Extracted records
◇ ◇ ◇ ◇

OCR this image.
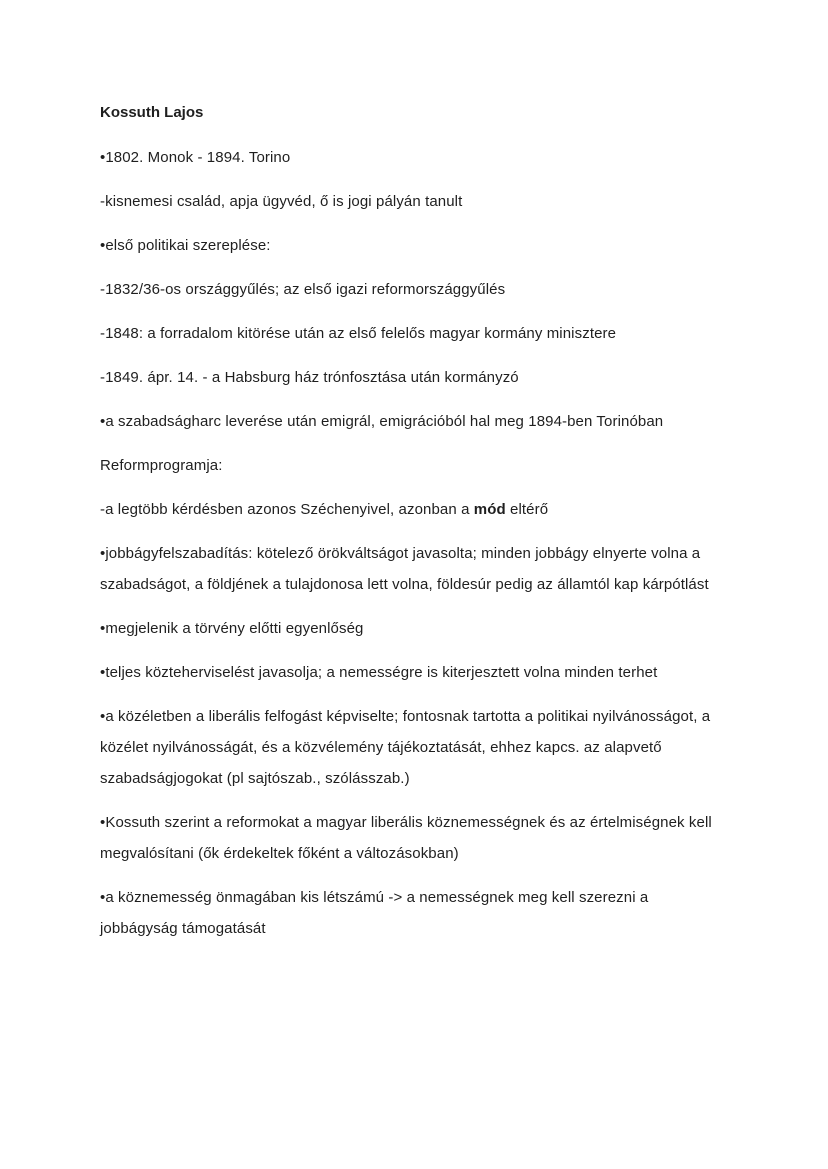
Kossuth Lajos

•1802. Monok - 1894. Torino

-kisnemesi család, apja ügyvéd, ő is jogi pályán tanult

•első politikai szereplése:

-1832/36-os országgyűlés; az első igazi reformországgyűlés

-1848: a forradalom kitörése után az első felelős magyar kormány minisztere

-1849. ápr. 14. - a Habsburg ház trónfosztása után kormányzó

•a szabadságharc leverése után emigrál, emigrációból hal meg 1894-ben Torinóban

Reformprogramja:

-a legtöbb kérdésben azonos Széchenyivel, azonban a mód eltérő

•jobbágyfelszabadítás: kötelező örökváltságot javasolta; minden jobbágy elnyerte volna a szabadságot, a földjének a tulajdonosa lett volna, földesúr pedig az államtól kap kárpótlást

•megjelenik a törvény előtti egyenlőség

•teljes közteherviselést javasolja; a nemességre is kiterjesztett volna minden terhet

•a közéletben a liberális felfogást képviselte; fontosnak tartotta a politikai nyilvánosságot, a közélet nyilvánosságát, és a közvélemény tájékoztatását, ehhez kapcs. az alapvető szabadságjogokat (pl sajtószab., szólásszab.)

•Kossuth szerint a reformokat a magyar liberális köznemességnek és az értelmiségnek kell megvalósítani (ők érdekeltek főként a változásokban)

•a köznemesség önmagában kis létszámú -> a nemességnek meg kell szerezni a jobbágyság támogatását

◇ ◇ ◇ ◇

__STATED TASK__
Search the data for the word "politikai" and copy each line where it appears.

__THE OUTPUT__
•első politikai szereplése:
•a közéletben a liberális felfogást képviselte; fontosnak tartotta a politikai nyilvánosságot, a közélet nyilvánosságát, és a közvélemény tájékoztatását, ehhez kapcs. az alapvető szabadságjogokat (pl sajtószab., szólásszab.)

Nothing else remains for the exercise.